Stored rows:

──────────────────────────────

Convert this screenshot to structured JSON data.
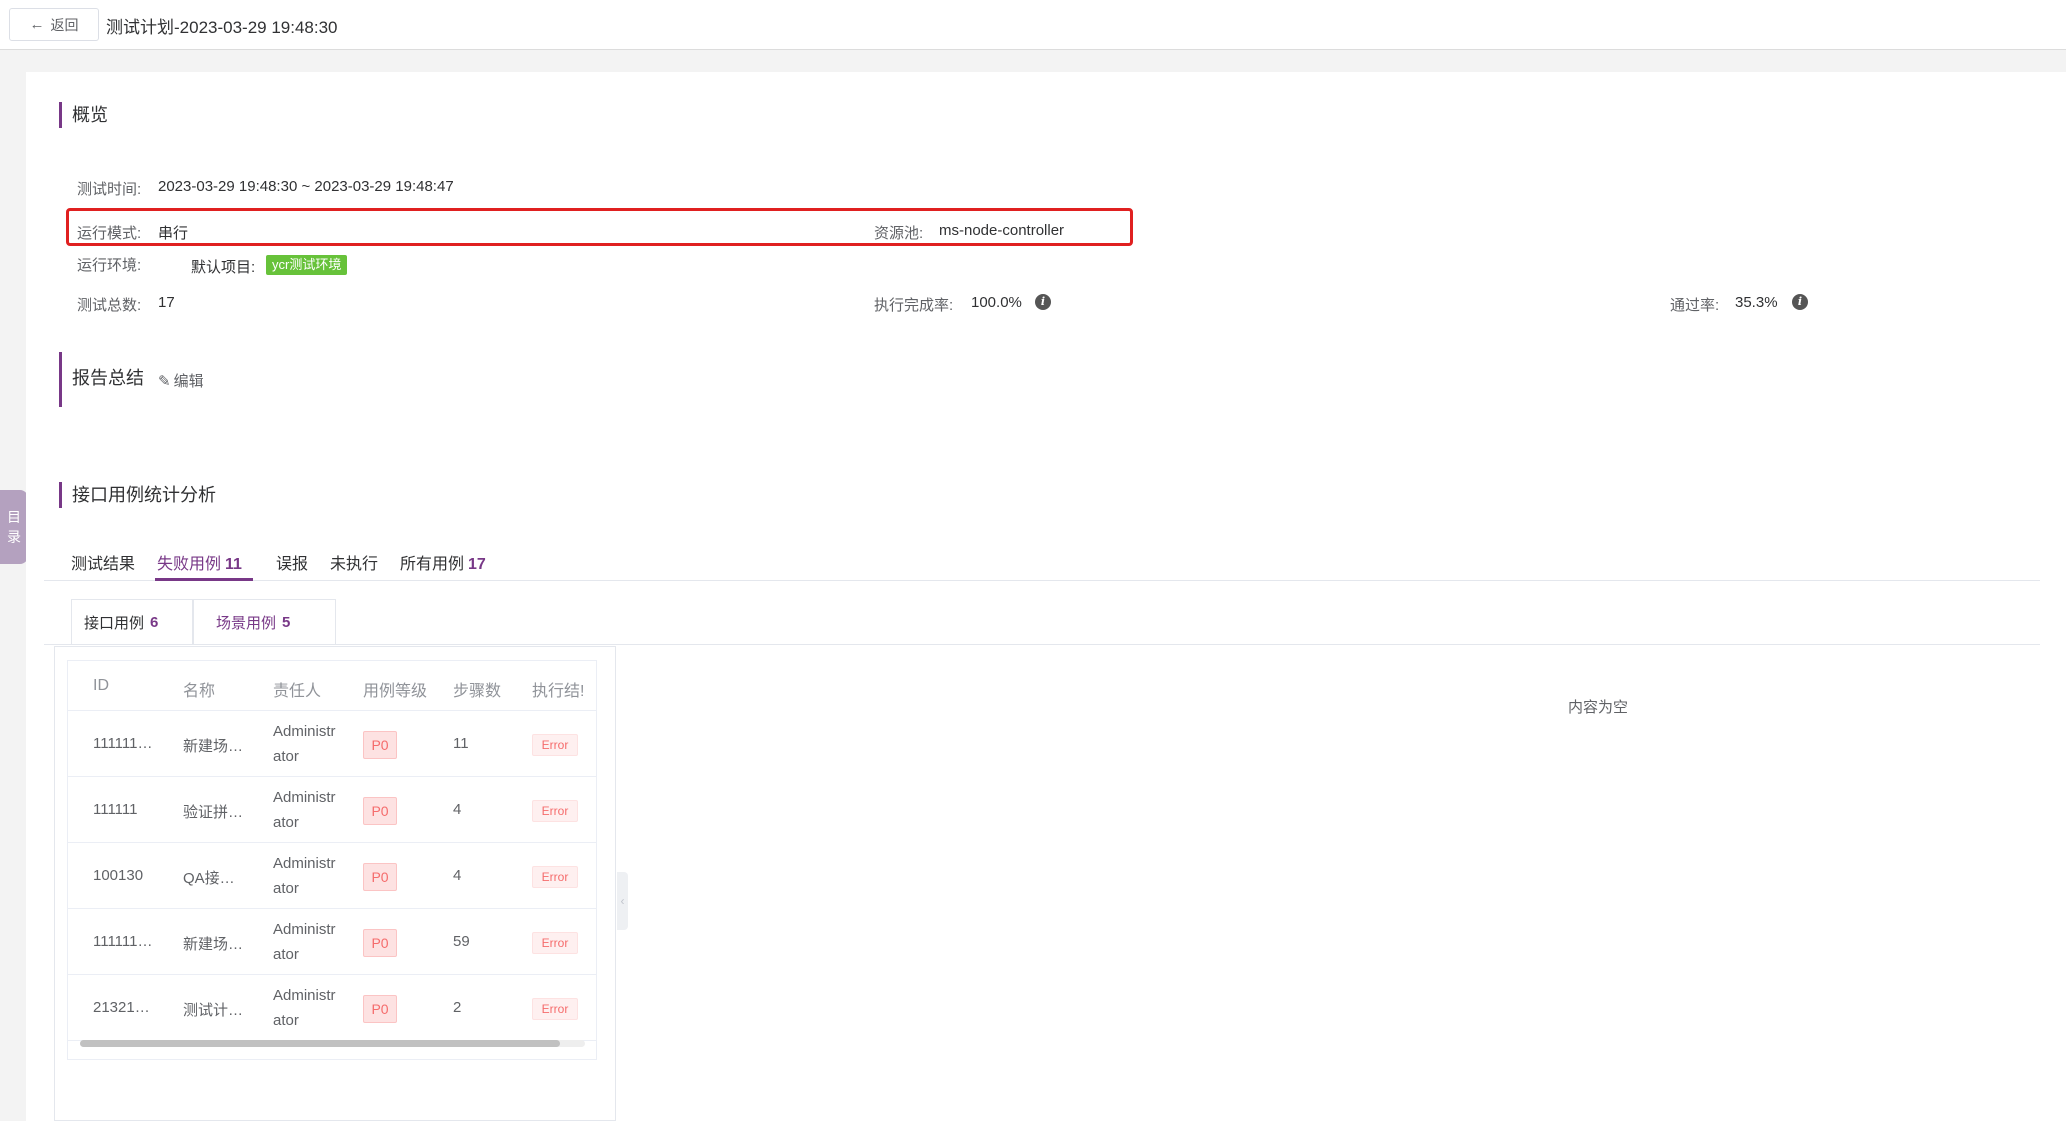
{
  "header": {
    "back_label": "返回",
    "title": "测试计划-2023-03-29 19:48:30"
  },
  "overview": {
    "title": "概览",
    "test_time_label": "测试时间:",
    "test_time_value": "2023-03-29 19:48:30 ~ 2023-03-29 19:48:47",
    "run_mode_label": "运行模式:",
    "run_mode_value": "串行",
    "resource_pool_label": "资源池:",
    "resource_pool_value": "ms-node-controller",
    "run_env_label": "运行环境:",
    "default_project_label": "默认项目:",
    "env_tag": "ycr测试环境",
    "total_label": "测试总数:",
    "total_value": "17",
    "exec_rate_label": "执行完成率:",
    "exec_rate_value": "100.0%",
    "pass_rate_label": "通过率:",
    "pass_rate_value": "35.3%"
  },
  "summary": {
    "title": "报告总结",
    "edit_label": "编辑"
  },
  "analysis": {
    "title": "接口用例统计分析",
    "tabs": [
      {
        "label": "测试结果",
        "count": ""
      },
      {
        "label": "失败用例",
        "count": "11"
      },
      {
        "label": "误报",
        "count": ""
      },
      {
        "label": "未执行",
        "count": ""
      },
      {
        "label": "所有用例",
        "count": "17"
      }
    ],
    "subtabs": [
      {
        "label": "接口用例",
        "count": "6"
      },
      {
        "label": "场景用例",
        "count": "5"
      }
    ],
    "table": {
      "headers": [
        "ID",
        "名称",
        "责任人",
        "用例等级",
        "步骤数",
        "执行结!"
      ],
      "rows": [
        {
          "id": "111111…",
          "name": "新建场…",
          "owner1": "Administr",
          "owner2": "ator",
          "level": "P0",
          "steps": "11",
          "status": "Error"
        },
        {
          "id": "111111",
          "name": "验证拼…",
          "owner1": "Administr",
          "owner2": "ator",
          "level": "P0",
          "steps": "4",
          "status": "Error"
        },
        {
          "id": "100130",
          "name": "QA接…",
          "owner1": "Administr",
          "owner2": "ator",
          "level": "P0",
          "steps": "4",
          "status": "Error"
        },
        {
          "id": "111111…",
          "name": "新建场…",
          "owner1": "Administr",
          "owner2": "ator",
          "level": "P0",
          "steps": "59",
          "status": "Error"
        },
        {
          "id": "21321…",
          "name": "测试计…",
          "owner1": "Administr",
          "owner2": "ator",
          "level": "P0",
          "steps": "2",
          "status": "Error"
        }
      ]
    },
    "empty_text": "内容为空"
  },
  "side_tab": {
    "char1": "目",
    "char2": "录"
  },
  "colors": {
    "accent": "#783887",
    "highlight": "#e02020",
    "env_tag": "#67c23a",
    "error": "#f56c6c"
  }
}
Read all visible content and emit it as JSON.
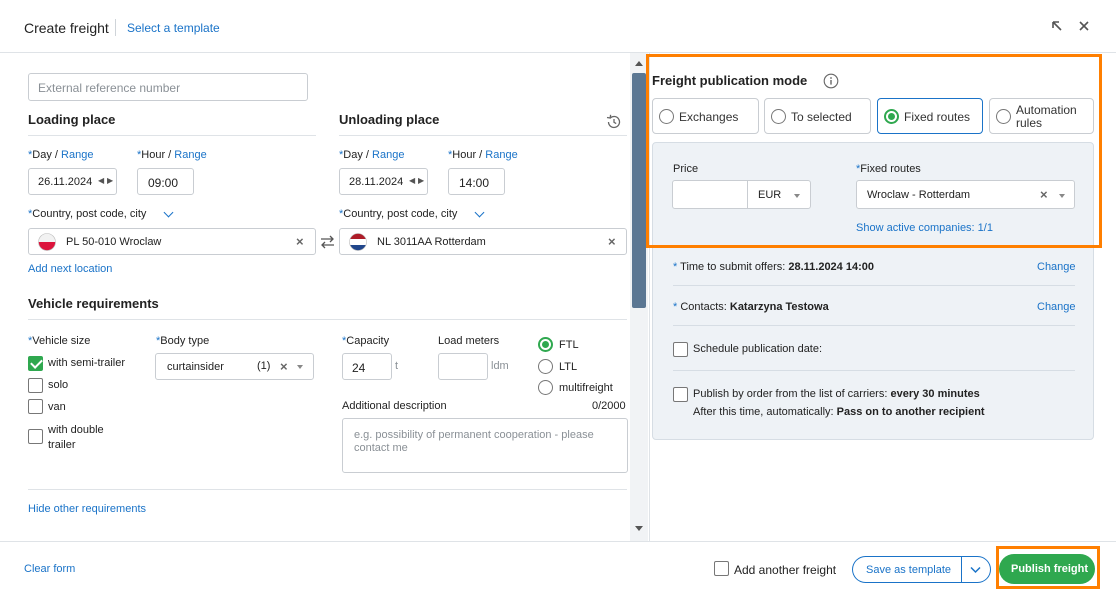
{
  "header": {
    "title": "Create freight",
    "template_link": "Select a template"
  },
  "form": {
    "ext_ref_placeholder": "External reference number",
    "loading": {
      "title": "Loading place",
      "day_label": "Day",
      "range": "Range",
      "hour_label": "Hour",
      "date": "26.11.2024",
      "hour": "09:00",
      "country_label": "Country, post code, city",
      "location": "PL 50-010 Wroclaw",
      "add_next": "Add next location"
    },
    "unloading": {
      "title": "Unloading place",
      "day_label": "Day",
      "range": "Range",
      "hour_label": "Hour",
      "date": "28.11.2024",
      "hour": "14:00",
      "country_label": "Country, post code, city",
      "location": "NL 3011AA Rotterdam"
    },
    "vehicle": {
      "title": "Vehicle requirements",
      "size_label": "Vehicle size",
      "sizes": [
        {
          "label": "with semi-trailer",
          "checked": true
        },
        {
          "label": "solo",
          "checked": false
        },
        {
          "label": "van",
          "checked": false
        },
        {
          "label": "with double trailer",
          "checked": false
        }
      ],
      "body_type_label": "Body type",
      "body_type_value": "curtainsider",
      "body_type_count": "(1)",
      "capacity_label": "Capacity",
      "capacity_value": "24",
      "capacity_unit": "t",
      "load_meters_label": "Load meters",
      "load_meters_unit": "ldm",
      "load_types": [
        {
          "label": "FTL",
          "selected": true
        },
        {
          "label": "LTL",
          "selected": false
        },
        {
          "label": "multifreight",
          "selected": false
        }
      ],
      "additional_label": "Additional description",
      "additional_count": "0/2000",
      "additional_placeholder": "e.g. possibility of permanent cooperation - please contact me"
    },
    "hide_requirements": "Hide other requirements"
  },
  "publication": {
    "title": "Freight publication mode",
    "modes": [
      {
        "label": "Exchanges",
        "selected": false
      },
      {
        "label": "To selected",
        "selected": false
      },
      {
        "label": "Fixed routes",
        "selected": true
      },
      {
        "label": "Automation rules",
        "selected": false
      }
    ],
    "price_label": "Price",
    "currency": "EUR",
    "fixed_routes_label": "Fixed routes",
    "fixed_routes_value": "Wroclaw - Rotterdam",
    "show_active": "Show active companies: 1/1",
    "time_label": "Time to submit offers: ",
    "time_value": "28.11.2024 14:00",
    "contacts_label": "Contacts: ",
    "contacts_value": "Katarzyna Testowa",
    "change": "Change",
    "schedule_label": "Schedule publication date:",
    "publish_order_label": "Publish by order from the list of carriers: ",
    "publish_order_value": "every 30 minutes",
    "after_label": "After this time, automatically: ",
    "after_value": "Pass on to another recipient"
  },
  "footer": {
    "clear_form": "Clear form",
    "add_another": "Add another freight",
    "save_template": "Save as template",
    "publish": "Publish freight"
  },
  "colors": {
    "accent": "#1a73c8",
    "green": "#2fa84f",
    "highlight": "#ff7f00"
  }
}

──────────────────────────────

Your objective:
Write out each entry exactly as given, but skip the pictures.

Exercise answer:
Convert this screenshot to structured JSON data.
{
  "header": {
    "back_label": "返回",
    "title": "测试计划-2023-03-29 19:48:30"
  },
  "overview": {
    "title": "概览",
    "test_time_label": "测试时间:",
    "test_time_value": "2023-03-29 19:48:30 ~ 2023-03-29 19:48:47",
    "run_mode_label": "运行模式:",
    "run_mode_value": "串行",
    "resource_pool_label": "资源池:",
    "resource_pool_value": "ms-node-controller",
    "run_env_label": "运行环境:",
    "default_project_label": "默认项目:",
    "env_tag": "ycr测试环境",
    "total_label": "测试总数:",
    "total_value": "17",
    "exec_rate_label": "执行完成率:",
    "exec_rate_value": "100.0%",
    "pass_rate_label": "通过率:",
    "pass_rate_value": "35.3%"
  },
  "summary": {
    "title": "报告总结",
    "edit_label": "编辑"
  },
  "analysis": {
    "title": "接口用例统计分析",
    "tabs": [
      {
        "label": "测试结果",
        "count": ""
      },
      {
        "label": "失败用例",
        "count": "11"
      },
      {
        "label": "误报",
        "count": ""
      },
      {
        "label": "未执行",
        "count": ""
      },
      {
        "label": "所有用例",
        "count": "17"
      }
    ],
    "subtabs": [
      {
        "label": "接口用例",
        "count": "6"
      },
      {
        "label": "场景用例",
        "count": "5"
      }
    ],
    "table": {
      "headers": [
        "ID",
        "名称",
        "责任人",
        "用例等级",
        "步骤数",
        "执行结!"
      ],
      "rows": [
        {
          "id": "111111…",
          "name": "新建场…",
          "owner1": "Administr",
          "owner2": "ator",
          "level": "P0",
          "steps": "11",
          "status": "Error"
        },
        {
          "id": "111111",
          "name": "验证拼…",
          "owner1": "Administr",
          "owner2": "ator",
          "level": "P0",
          "steps": "4",
          "status": "Error"
        },
        {
          "id": "100130",
          "name": "QA接…",
          "owner1": "Administr",
          "owner2": "ator",
          "level": "P0",
          "steps": "4",
          "status": "Error"
        },
        {
          "id": "111111…",
          "name": "新建场…",
          "owner1": "Administr",
          "owner2": "ator",
          "level": "P0",
          "steps": "59",
          "status": "Error"
        },
        {
          "id": "21321…",
          "name": "测试计…",
          "owner1": "Administr",
          "owner2": "ator",
          "level": "P0",
          "steps": "2",
          "status": "Error"
        }
      ]
    },
    "empty_text": "内容为空"
  },
  "side_tab": {
    "char1": "目",
    "char2": "录"
  },
  "colors": {
    "accent": "#783887",
    "highlight": "#e02020",
    "env_tag": "#67c23a",
    "error": "#f56c6c"
  }
}
Read all visible content and emit it as JSON.
{
  "header": {
    "title": "Create freight",
    "template_link": "Select a template"
  },
  "form": {
    "ext_ref_placeholder": "External reference number",
    "loading": {
      "title": "Loading place",
      "day_label": "Day",
      "range": "Range",
      "hour_label": "Hour",
      "date": "26.11.2024",
      "hour": "09:00",
      "country_label": "Country, post code, city",
      "location": "PL 50-010 Wroclaw",
      "add_next": "Add next location"
    },
    "unloading": {
      "title": "Unloading place",
      "day_label": "Day",
      "range": "Range",
      "hour_label": "Hour",
      "date": "28.11.2024",
      "hour": "14:00",
      "country_label": "Country, post code, city",
      "location": "NL 3011AA Rotterdam"
    },
    "vehicle": {
      "title": "Vehicle requirements",
      "size_label": "Vehicle size",
      "sizes": [
        {
          "label": "with semi-trailer",
          "checked": true
        },
        {
          "label": "solo",
          "checked": false
        },
        {
          "label": "van",
          "checked": false
        },
        {
          "label": "with double trailer",
          "checked": false
        }
      ],
      "body_type_label": "Body type",
      "body_type_value": "curtainsider",
      "body_type_count": "(1)",
      "capacity_label": "Capacity",
      "capacity_value": "24",
      "capacity_unit": "t",
      "load_meters_label": "Load meters",
      "load_meters_unit": "ldm",
      "load_types": [
        {
          "label": "FTL",
          "selected": true
        },
        {
          "label": "LTL",
          "selected": false
        },
        {
          "label": "multifreight",
          "selected": false
        }
      ],
      "additional_label": "Additional description",
      "additional_count": "0/2000",
      "additional_placeholder": "e.g. possibility of permanent cooperation - please contact me"
    },
    "hide_requirements": "Hide other requirements"
  },
  "publication": {
    "title": "Freight publication mode",
    "modes": [
      {
        "label": "Exchanges",
        "selected": false
      },
      {
        "label": "To selected",
        "selected": false
      },
      {
        "label": "Fixed routes",
        "selected": true
      },
      {
        "label": "Automation rules",
        "selected": false
      }
    ],
    "price_label": "Price",
    "currency": "EUR",
    "fixed_routes_label": "Fixed routes",
    "fixed_routes_value": "Wroclaw - Rotterdam",
    "show_active": "Show active companies: 1/1",
    "time_label": "Time to submit offers: ",
    "time_value": "28.11.2024 14:00",
    "contacts_label": "Contacts: ",
    "contacts_value": "Katarzyna Testowa",
    "change": "Change",
    "schedule_label": "Schedule publication date:",
    "publish_order_label": "Publish by order from the list of carriers: ",
    "publish_order_value": "every 30 minutes",
    "after_label": "After this time, automatically: ",
    "after_value": "Pass on to another recipient"
  },
  "footer": {
    "clear_form": "Clear form",
    "add_another": "Add another freight",
    "save_template": "Save as template",
    "publish": "Publish freight"
  },
  "colors": {
    "accent": "#1a73c8",
    "green": "#2fa84f",
    "highlight": "#ff7f00"
  }
}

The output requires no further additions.